[Spatial annotation records]

------------

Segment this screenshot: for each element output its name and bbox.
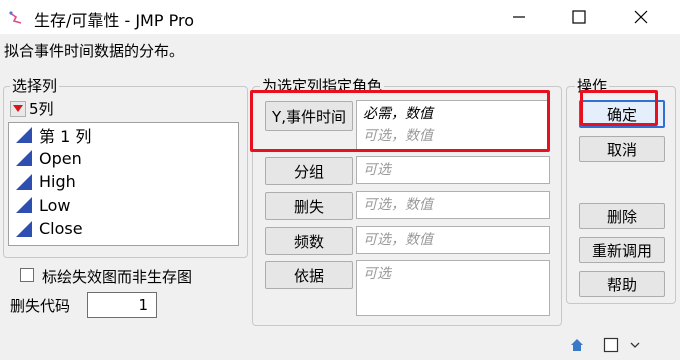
- dialog-description: 拟合事件时间数据的分布。: [4, 42, 185, 60]
- column-item[interactable]: 第 1 列: [9, 123, 238, 147]
- censor-dropzone[interactable]: 可选，数值: [356, 191, 550, 219]
- frequency-button[interactable]: 频数: [265, 227, 353, 255]
- close-button[interactable]: [618, 0, 664, 34]
- column-item[interactable]: Close: [9, 217, 238, 241]
- censor-button[interactable]: 删失: [265, 192, 353, 220]
- select-columns-legend: 选择列: [10, 77, 60, 95]
- column-label: Close: [39, 219, 83, 239]
- censor-code-label: 删失代码: [10, 297, 71, 315]
- column-list[interactable]: 第 1 列 Open High Low Close: [8, 122, 239, 246]
- y-optional-hint: 可选，数值: [363, 128, 433, 144]
- cancel-button[interactable]: 取消: [579, 136, 665, 162]
- status-bar: [0, 331, 680, 360]
- column-menu-button[interactable]: [10, 100, 26, 117]
- column-count-header: 5列: [10, 98, 54, 119]
- continuous-column-icon: [16, 150, 32, 167]
- column-item[interactable]: Open: [9, 147, 238, 171]
- recall-button[interactable]: 重新调用: [579, 237, 665, 263]
- y-required-hint: 必需，数值: [363, 106, 433, 122]
- column-label: 第 1 列: [39, 126, 92, 146]
- column-count-label: 5列: [29, 100, 54, 118]
- remove-button[interactable]: 删除: [579, 203, 665, 229]
- window-icon: [603, 337, 619, 353]
- group-button[interactable]: 分组: [265, 157, 353, 185]
- continuous-column-icon: [16, 173, 32, 190]
- app-icon: [8, 9, 24, 25]
- window-title: 生存/可靠性 - JMP Pro: [34, 11, 194, 30]
- continuous-column-icon: [16, 197, 32, 214]
- maximize-button[interactable]: [556, 0, 602, 34]
- failure-plot-checkbox[interactable]: [20, 268, 34, 282]
- column-label: High: [39, 172, 76, 192]
- roles-legend: 为选定列指定角色: [260, 77, 385, 95]
- column-label: Open: [39, 148, 82, 168]
- window-dropdown-button[interactable]: [626, 334, 644, 356]
- column-item[interactable]: High: [9, 170, 238, 194]
- minimize-button[interactable]: [496, 0, 542, 34]
- home-icon: [571, 339, 583, 351]
- action-legend: 操作: [575, 77, 610, 95]
- column-label: Low: [39, 195, 71, 215]
- column-item[interactable]: Low: [9, 194, 238, 218]
- red-triangle-icon: [13, 104, 23, 112]
- title-bar: 生存/可靠性 - JMP Pro: [0, 0, 680, 34]
- minimize-icon: [513, 16, 525, 18]
- continuous-column-icon: [16, 220, 32, 237]
- y-event-time-dropzone[interactable]: 必需，数值 可选，数值: [356, 100, 550, 150]
- group-dropzone[interactable]: 可选: [356, 156, 550, 184]
- window-list-button[interactable]: [600, 334, 622, 356]
- maximize-icon: [572, 10, 586, 24]
- continuous-column-icon: [16, 126, 32, 143]
- by-dropzone[interactable]: 可选: [356, 260, 550, 316]
- failure-plot-label: 标绘失效图而非生存图: [42, 268, 193, 286]
- home-button[interactable]: [566, 334, 588, 356]
- censor-code-input[interactable]: 1: [87, 292, 157, 318]
- help-button[interactable]: 帮助: [579, 271, 665, 297]
- chevron-down-icon: [630, 342, 640, 348]
- frequency-dropzone[interactable]: 可选，数值: [356, 226, 550, 254]
- by-button[interactable]: 依据: [265, 261, 353, 289]
- close-icon: [634, 10, 648, 24]
- ok-button[interactable]: 确定: [579, 100, 665, 128]
- y-event-time-button[interactable]: Y,事件时间: [265, 101, 353, 131]
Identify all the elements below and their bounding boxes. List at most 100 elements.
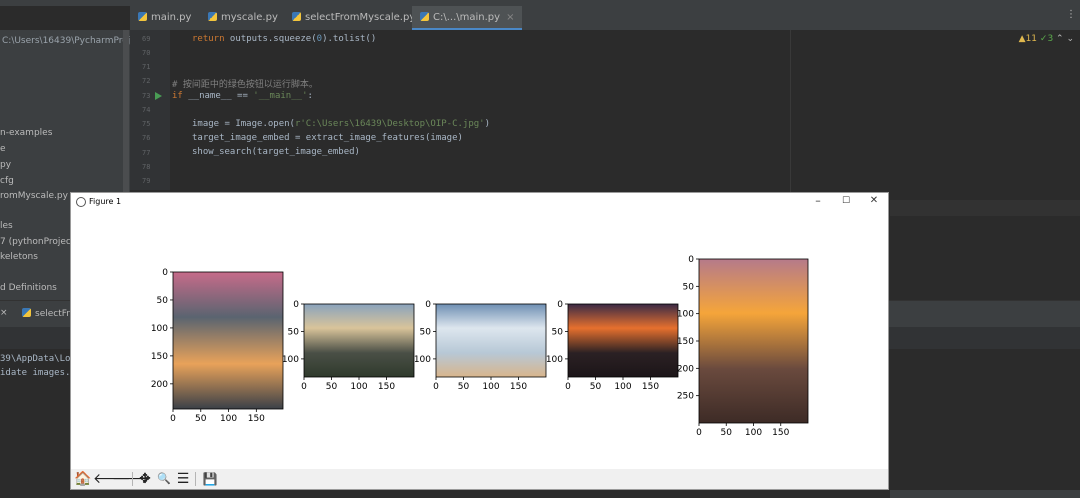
matplotlib-logo-icon: [76, 197, 86, 207]
y-tick-label: 100: [677, 310, 694, 320]
y-tick-label: 100: [546, 355, 563, 365]
code-line: image = Image.open(r'C:\Users\16439\Desk…: [192, 119, 491, 129]
photo-image: [436, 304, 546, 377]
figure-titlebar[interactable]: Figure 1 – ☐ ✕: [71, 193, 888, 211]
tab-label: main.py: [151, 12, 192, 23]
tab-label: selectFromMyscale.py: [305, 12, 416, 23]
line-number: 75: [142, 120, 151, 128]
figure-plots: 0 50 100 150 0 50 100 150 200 0 50 100 150 0 50 100 0 50 1…: [151, 255, 809, 438]
x-tick-label: 0: [433, 382, 439, 392]
y-tick-label: 50: [552, 327, 564, 337]
y-tick-label: 50: [420, 327, 432, 337]
more-icon[interactable]: ⋮: [1066, 10, 1076, 20]
line-number: 74: [142, 106, 151, 114]
pan-icon[interactable]: ✥: [137, 471, 153, 487]
project-item[interactable]: romMyscale.py: [0, 191, 68, 201]
y-tick-label: 100: [151, 324, 168, 334]
editor-strip: [890, 200, 1080, 216]
y-tick-label: 100: [414, 355, 431, 365]
y-tick-label: 250: [677, 392, 694, 402]
toolbar-separator: [132, 472, 133, 486]
home-icon[interactable]: 🏠: [74, 471, 91, 487]
code-editor[interactable]: [170, 30, 790, 190]
figure-toolbar: 🏠 🡐 🡒 ✥ 🔍 ☰ 💾: [71, 469, 888, 489]
console-line: idate images..: [0, 368, 76, 378]
line-gutter: 69 70 71 72 73 74 75 76 77 78 79: [130, 30, 170, 190]
project-item[interactable]: e: [0, 144, 6, 154]
y-tick-label: 0: [293, 300, 299, 310]
project-item[interactable]: py: [0, 160, 11, 170]
inspection-widget[interactable]: ▲11 ✓3 ⌃ ⌄: [1019, 34, 1074, 44]
photo-image: [304, 304, 414, 377]
zoom-icon[interactable]: 🔍: [156, 471, 172, 487]
toolbar-separator: [195, 472, 196, 486]
run-icon[interactable]: [155, 92, 162, 100]
x-tick-label: 150: [248, 414, 265, 424]
project-item[interactable]: n-examples: [0, 128, 52, 138]
photo-image: [173, 272, 283, 409]
subplot-4: 0 50 100 150 0 50 100: [546, 300, 679, 392]
subplot-3: 0 50 100 150 0 50 100: [414, 300, 547, 392]
minimize-button[interactable]: –: [809, 194, 827, 207]
photo-image: [568, 304, 678, 377]
x-tick-label: 50: [458, 382, 470, 392]
x-tick-label: 0: [301, 382, 307, 392]
project-item[interactable]: keletons: [0, 252, 38, 262]
tab-active-main-py[interactable]: C:\...\main.py ×: [412, 6, 523, 30]
forward-icon[interactable]: 🡒: [112, 471, 150, 487]
configure-subplots-icon[interactable]: ☰: [175, 471, 191, 487]
tab-selectfrommyscale-py[interactable]: selectFromMyscale.py: [292, 6, 415, 30]
python-file-icon: [292, 12, 301, 21]
y-tick-label: 200: [677, 364, 694, 374]
x-tick-label: 50: [326, 382, 338, 392]
close-button[interactable]: ✕: [865, 195, 883, 206]
x-tick-label: 100: [220, 414, 237, 424]
project-item[interactable]: cfg: [0, 176, 14, 186]
project-item[interactable]: 7 (pythonProject): [0, 237, 78, 247]
line-number: 79: [142, 177, 151, 185]
chevron-nav-icon[interactable]: ⌃ ⌄: [1056, 34, 1074, 44]
tab-main-py[interactable]: main.py: [138, 6, 191, 30]
x-tick-label: 150: [378, 382, 395, 392]
line-number: 70: [142, 49, 151, 57]
project-item[interactable]: d Definitions: [0, 283, 57, 293]
figure-window: Figure 1 – ☐ ✕ 0 50 100 150 0 50 100 150 200 0 50 1…: [70, 192, 889, 490]
line-number: 71: [142, 63, 151, 71]
warning-icon: ▲: [1018, 34, 1026, 44]
x-tick-label: 50: [590, 382, 602, 392]
x-tick-label: 100: [745, 428, 762, 438]
status-strip: [890, 490, 1080, 498]
line-number: 69: [142, 35, 151, 43]
x-tick-label: 0: [565, 382, 571, 392]
maximize-button[interactable]: ☐: [837, 196, 855, 206]
code-line: return outputs.squeeze(0).tolist(): [192, 34, 377, 44]
figure-title: Figure 1: [89, 197, 122, 206]
console-line: 39\AppData\Loc: [0, 354, 76, 364]
close-icon[interactable]: ×: [0, 308, 8, 318]
line-number: 78: [142, 163, 151, 171]
y-tick-label: 150: [151, 352, 168, 362]
subplot-2: 0 50 100 150 0 50 100: [282, 300, 415, 392]
project-item[interactable]: les: [0, 221, 13, 231]
back-icon[interactable]: 🡐: [93, 471, 131, 487]
tab-myscale-py[interactable]: myscale.py: [208, 6, 278, 30]
line-number: 73: [142, 92, 151, 100]
y-tick-label: 50: [288, 327, 300, 337]
x-tick-label: 50: [195, 414, 207, 424]
x-tick-label: 100: [350, 382, 367, 392]
run-tab[interactable]: selectFro: [22, 308, 75, 319]
close-icon[interactable]: ×: [506, 12, 514, 23]
save-icon[interactable]: 💾: [202, 471, 218, 487]
y-tick-label: 50: [157, 296, 169, 306]
x-tick-label: 100: [614, 382, 631, 392]
y-tick-label: 100: [282, 355, 299, 365]
ok-count: 3: [1047, 34, 1054, 44]
python-file-icon: [420, 12, 429, 21]
line-number: 72: [142, 77, 151, 85]
subplot-5: 0 50 100 150 0 50 100 150 200 250: [677, 255, 809, 438]
y-tick-label: 0: [557, 300, 563, 310]
photo-image: [699, 259, 808, 423]
code-line: show_search(target_image_embed): [192, 147, 360, 157]
x-tick-label: 0: [696, 428, 702, 438]
figure-canvas[interactable]: 0 50 100 150 0 50 100 150 200 0 50 100 150 0 50 100 0 50 1…: [71, 211, 888, 469]
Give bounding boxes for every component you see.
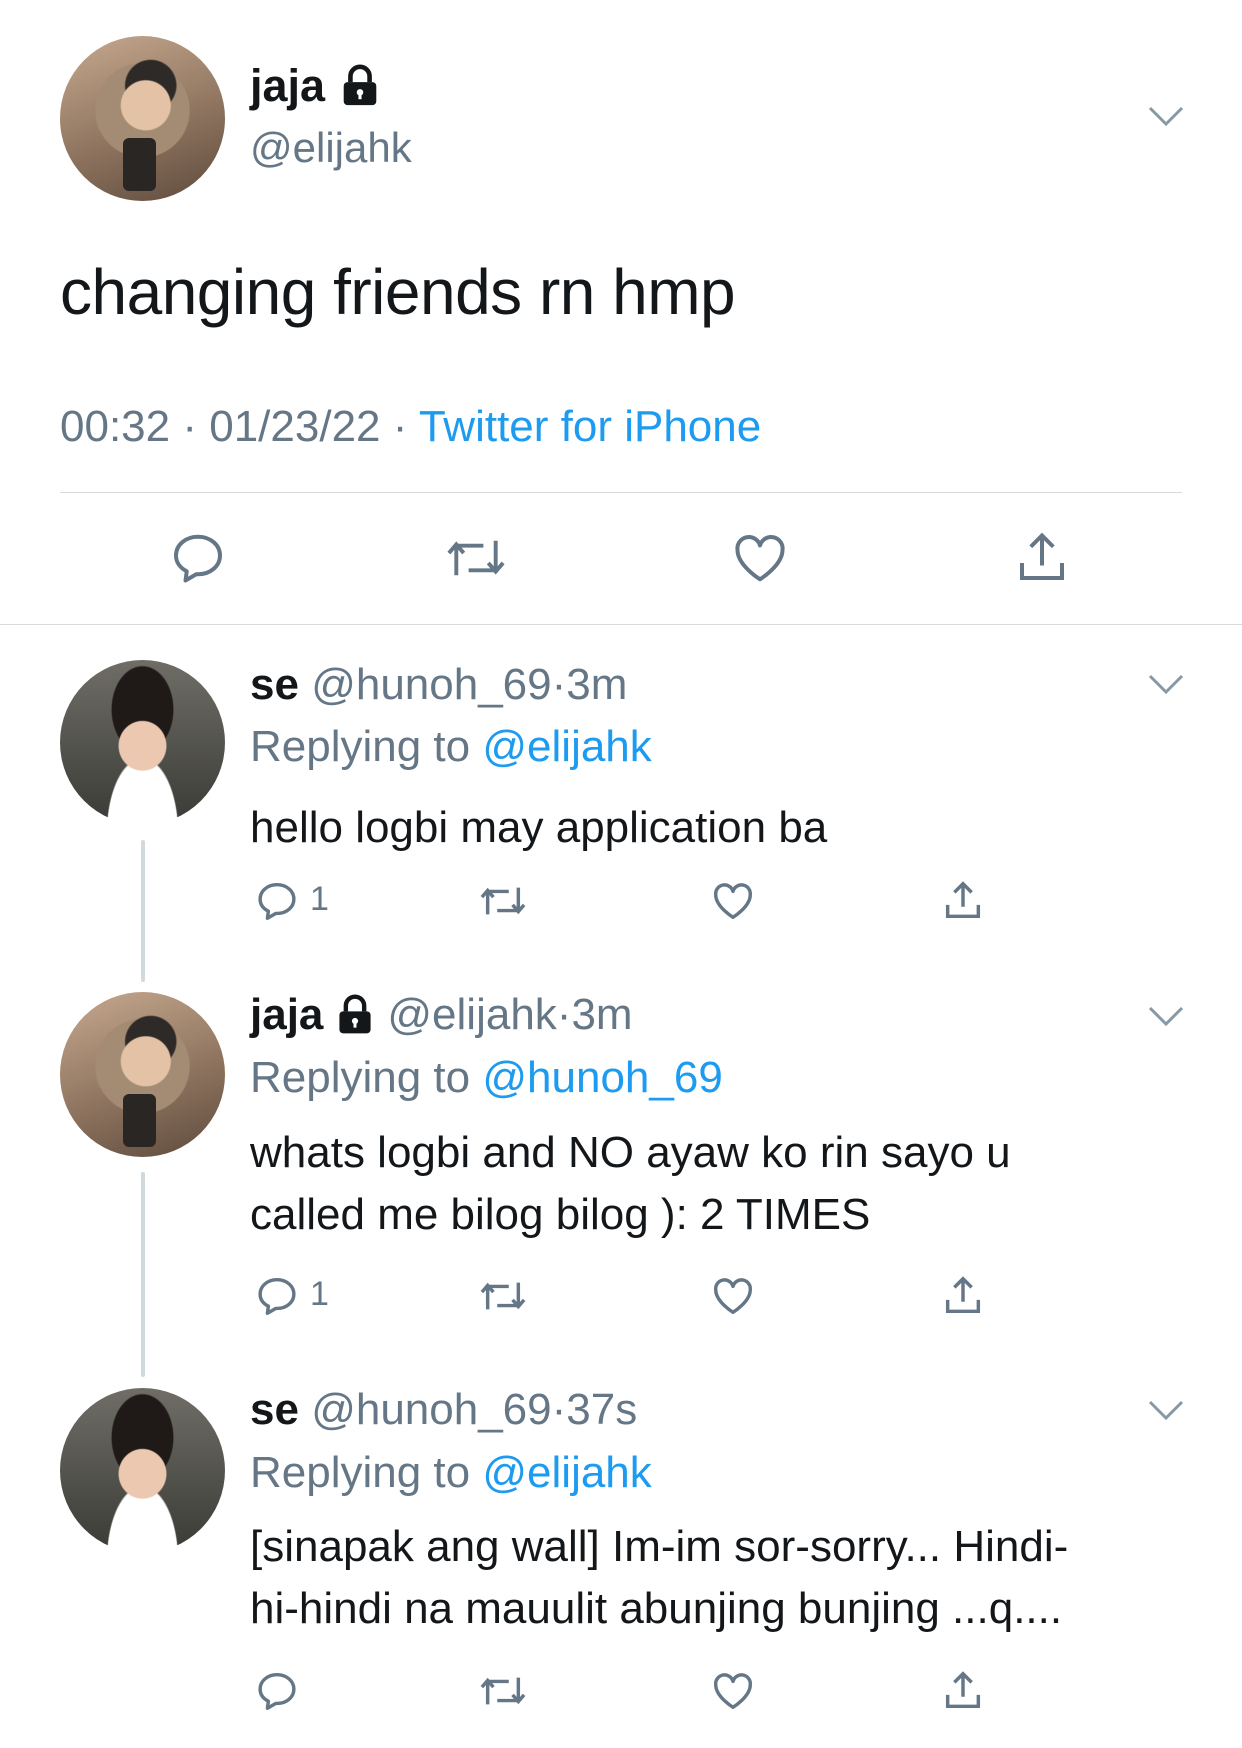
chevron-down-icon[interactable]	[1146, 102, 1186, 130]
tweet-text-line: hello logbi may application ba	[250, 803, 828, 852]
divider	[60, 492, 1182, 493]
dot-separator: ·	[556, 990, 572, 1039]
tweet-age: 37s	[566, 1385, 638, 1434]
thread-line	[141, 1172, 145, 1377]
dot-separator: ·	[551, 1385, 567, 1434]
share-icon[interactable]	[940, 1668, 986, 1714]
chevron-down-icon[interactable]	[1146, 670, 1186, 698]
meta-separator: ·	[182, 402, 197, 451]
retweet-icon[interactable]	[478, 1273, 528, 1319]
mention-link[interactable]: @hunoh_69	[482, 1053, 722, 1102]
tweet-meta: 00:32 · 01/23/22 · Twitter for iPhone	[60, 402, 761, 452]
chevron-down-icon[interactable]	[1146, 1396, 1186, 1424]
divider	[0, 624, 1242, 625]
tweet-date: 01/23/22	[209, 402, 381, 451]
tweet-text-line: whats logbi and NO ayaw ko rin sayo u	[250, 1128, 1011, 1177]
share-icon[interactable]	[1012, 528, 1072, 588]
replying-prefix: Replying to	[250, 1053, 471, 1102]
tweet-time: 00:32	[60, 402, 171, 451]
tweet-text: [sinapak ang wall] Im-im sor-sorry... Hi…	[250, 1516, 1068, 1640]
retweet-icon[interactable]	[478, 1668, 528, 1714]
replying-to: Replying to @elijahk	[250, 1448, 652, 1498]
avatar[interactable]	[60, 36, 225, 201]
user-handle[interactable]: @hunoh_69	[311, 660, 551, 709]
tweet-age: 3m	[571, 990, 633, 1039]
share-icon[interactable]	[940, 878, 986, 924]
like-icon[interactable]	[710, 878, 756, 924]
user-handle[interactable]: @elijahk	[250, 124, 412, 172]
display-name[interactable]: se	[250, 1385, 299, 1434]
like-icon[interactable]	[710, 1668, 756, 1714]
dot-separator: ·	[551, 660, 567, 709]
user-handle[interactable]: @hunoh_69	[311, 1385, 551, 1434]
replying-prefix: Replying to	[250, 722, 471, 771]
tweet-age: 3m	[566, 660, 628, 709]
tweet-text-line: [sinapak ang wall] Im-im sor-sorry... Hi…	[250, 1522, 1069, 1571]
like-icon[interactable]	[730, 528, 790, 588]
reply-icon[interactable]	[168, 528, 228, 588]
mention-link[interactable]: @elijahk	[482, 1448, 651, 1497]
tweet-text: changing friends rn hmp	[60, 256, 736, 328]
retweet-icon[interactable]	[478, 878, 528, 924]
meta-separator: ·	[392, 402, 408, 451]
tweet-text: hello logbi may application ba	[250, 797, 827, 859]
like-icon[interactable]	[710, 1273, 756, 1319]
reply-count: 1	[310, 880, 329, 918]
avatar[interactable]	[60, 992, 225, 1157]
display-name[interactable]: jaja	[250, 990, 323, 1040]
retweet-icon[interactable]	[444, 528, 508, 588]
replying-to: Replying to @elijahk	[250, 722, 652, 772]
share-icon[interactable]	[940, 1273, 986, 1319]
replying-to: Replying to @hunoh_69	[250, 1053, 723, 1103]
reply-icon[interactable]	[254, 878, 300, 924]
lock-icon	[333, 993, 377, 1037]
user-handle[interactable]: @elijahk	[387, 990, 556, 1039]
tweet-text: whats logbi and NO ayaw ko rin sayo u ca…	[250, 1122, 1011, 1246]
chevron-down-icon[interactable]	[1146, 1002, 1186, 1030]
tweet-text-line: hi-hindi na mauulit abunjing bunjing ...…	[250, 1584, 1063, 1633]
reply-icon[interactable]	[254, 1668, 300, 1714]
tweet-text-line: called me bilog bilog ): 2 TIMES	[250, 1190, 871, 1239]
replying-prefix: Replying to	[250, 1448, 471, 1497]
tweet-source-link[interactable]: Twitter for iPhone	[419, 402, 761, 451]
reply-count: 1	[310, 1275, 329, 1313]
thread-line	[141, 840, 145, 982]
reply-icon[interactable]	[254, 1273, 300, 1319]
display-name[interactable]: se	[250, 660, 299, 709]
lock-icon	[337, 63, 383, 109]
avatar[interactable]	[60, 1388, 225, 1553]
mention-link[interactable]: @elijahk	[482, 722, 651, 771]
avatar[interactable]	[60, 660, 225, 825]
display-name[interactable]: jaja	[250, 60, 325, 112]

------------

Exercise details –
Write out the lines of the records from the one containing "matplotlib-logo-icon: [76, 197, 86, 207]" through the one containing "more-icon[interactable]: ⋮: [1066, 10, 1076, 20]", reproducing each line without alteration.

Finished answer –
matplotlib-logo-icon: [76, 197, 86, 207]
y-tick-label: 100: [677, 310, 694, 320]
y-tick-label: 100: [546, 355, 563, 365]
code-line: image = Image.open(r'C:\Users\16439\Desk…: [192, 119, 491, 129]
photo-image: [436, 304, 546, 377]
figure-titlebar[interactable]: Figure 1 – ☐ ✕: [71, 193, 888, 211]
tab-label: main.py: [151, 12, 192, 23]
tab-label: selectFromMyscale.py: [305, 12, 416, 23]
line-number: 75: [142, 120, 151, 128]
figure-plots: 0 50 100 150 0 50 100 150 200 0 50 100 150 0 50 100 0 50 1…: [151, 255, 809, 438]
x-tick-label: 0: [433, 382, 439, 392]
y-tick-label: 50: [552, 327, 564, 337]
y-tick-label: 50: [420, 327, 432, 337]
more-icon[interactable]: ⋮: [1066, 10, 1076, 20]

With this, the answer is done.